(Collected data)
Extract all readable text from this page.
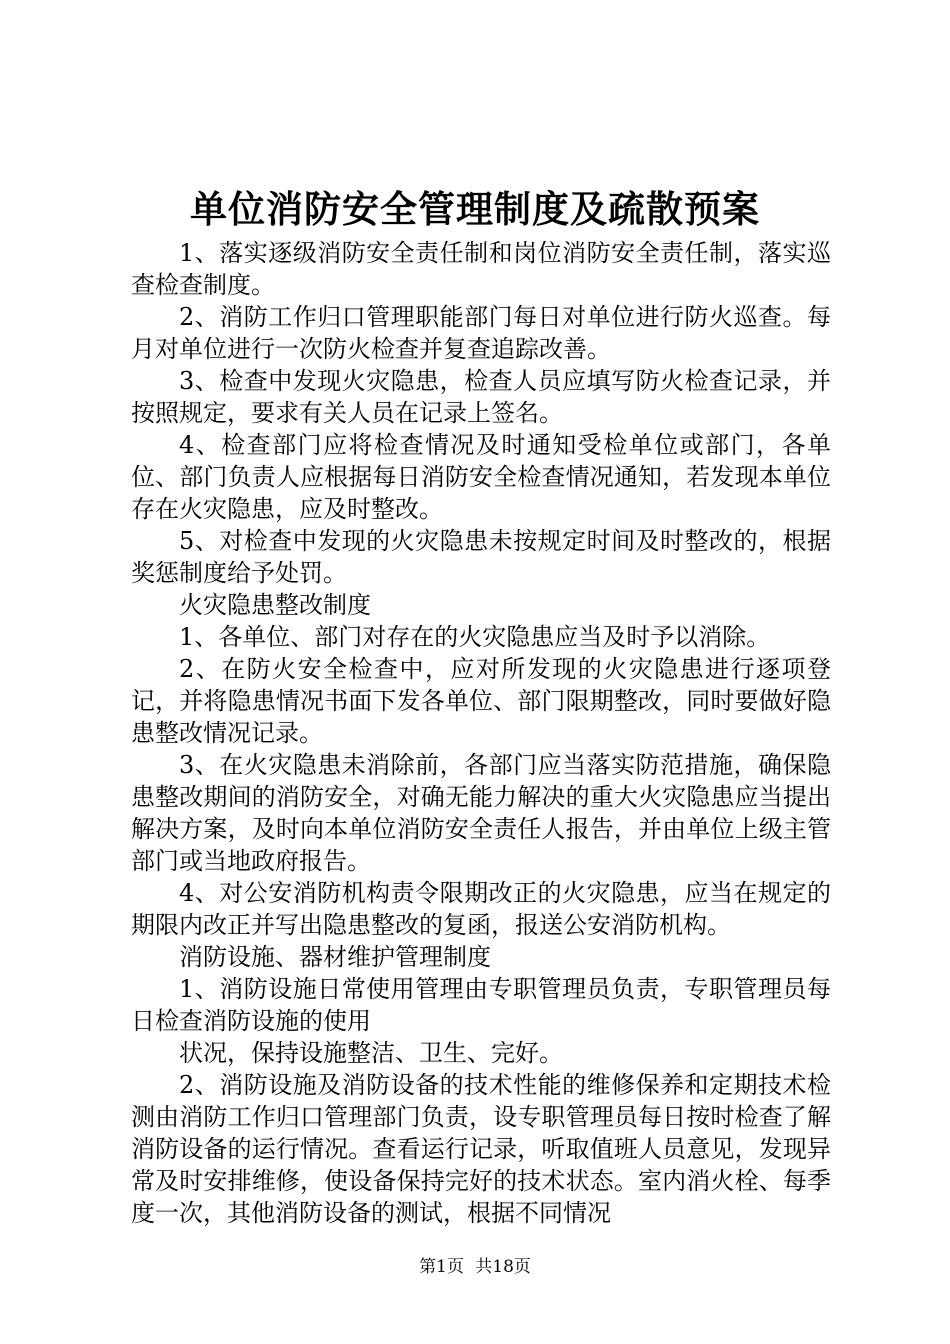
单位消防安全管理制度及疏散预案

1、落实逐级消防安全责任制和岗位消防安全责任制，落实巡查检查制度。

2、消防工作归口管理职能部门每日对单位进行防火巡查。每月对单位进行一次防火检查并复查追踪改善。

3、检查中发现火灾隐患，检查人员应填写防火检查记录，并按照规定，要求有关人员在记录上签名。

4、检查部门应将检查情况及时通知受检单位或部门，各单位、部门负责人应根据每日消防安全检查情况通知，若发现本单位存在火灾隐患，应及时整改。

5、对检查中发现的火灾隐患未按规定时间及时整改的，根据奖惩制度给予处罚。

火灾隐患整改制度

1、各单位、部门对存在的火灾隐患应当及时予以消除。

2、在防火安全检查中，应对所发现的火灾隐患进行逐项登记，并将隐患情况书面下发各单位、部门限期整改，同时要做好隐患整改情况记录。

3、在火灾隐患未消除前，各部门应当落实防范措施，确保隐患整改期间的消防安全，对确无能力解决的重大火灾隐患应当提出解决方案，及时向本单位消防安全责任人报告，并由单位上级主管部门或当地政府报告。

4、对公安消防机构责令限期改正的火灾隐患，应当在规定的期限内改正并写出隐患整改的复函，报送公安消防机构。

消防设施、器材维护管理制度

1、消防设施日常使用管理由专职管理员负责，专职管理员每日检查消防设施的使用

状况，保持设施整洁、卫生、完好。

2、消防设施及消防设备的技术性能的维修保养和定期技术检测由消防工作归口管理部门负责，设专职管理员每日按时检查了解消防设备的运行情况。查看运行记录，听取值班人员意见，发现异常及时安排维修，使设备保持完好的技术状态。室内消火栓、每季度一次，其他消防设备的测试，根据不同情况

第1页 共18页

What is asked →
Repeat the listing in full and exactly. Do not include any images.

Finished exercise →
Extract all readable text from this page.
单位消防安全管理制度及疏散预案

1、落实逐级消防安全责任制和岗位消防安全责任制，落实巡查检查制度。

2、消防工作归口管理职能部门每日对单位进行防火巡查。每月对单位进行一次防火检查并复查追踪改善。

3、检查中发现火灾隐患，检查人员应填写防火检查记录，并按照规定，要求有关人员在记录上签名。

4、检查部门应将检查情况及时通知受检单位或部门，各单位、部门负责人应根据每日消防安全检查情况通知，若发现本单位存在火灾隐患，应及时整改。

5、对检查中发现的火灾隐患未按规定时间及时整改的，根据奖惩制度给予处罚。

火灾隐患整改制度

1、各单位、部门对存在的火灾隐患应当及时予以消除。

2、在防火安全检查中，应对所发现的火灾隐患进行逐项登记，并将隐患情况书面下发各单位、部门限期整改，同时要做好隐患整改情况记录。

3、在火灾隐患未消除前，各部门应当落实防范措施，确保隐患整改期间的消防安全，对确无能力解决的重大火灾隐患应当提出解决方案，及时向本单位消防安全责任人报告，并由单位上级主管部门或当地政府报告。

4、对公安消防机构责令限期改正的火灾隐患，应当在规定的期限内改正并写出隐患整改的复函，报送公安消防机构。

消防设施、器材维护管理制度

1、消防设施日常使用管理由专职管理员负责，专职管理员每日检查消防设施的使用

状况，保持设施整洁、卫生、完好。

2、消防设施及消防设备的技术性能的维修保养和定期技术检测由消防工作归口管理部门负责，设专职管理员每日按时检查了解消防设备的运行情况。查看运行记录，听取值班人员意见，发现异常及时安排维修，使设备保持完好的技术状态。室内消火栓、每季度一次，其他消防设备的测试，根据不同情况

第1页 共18页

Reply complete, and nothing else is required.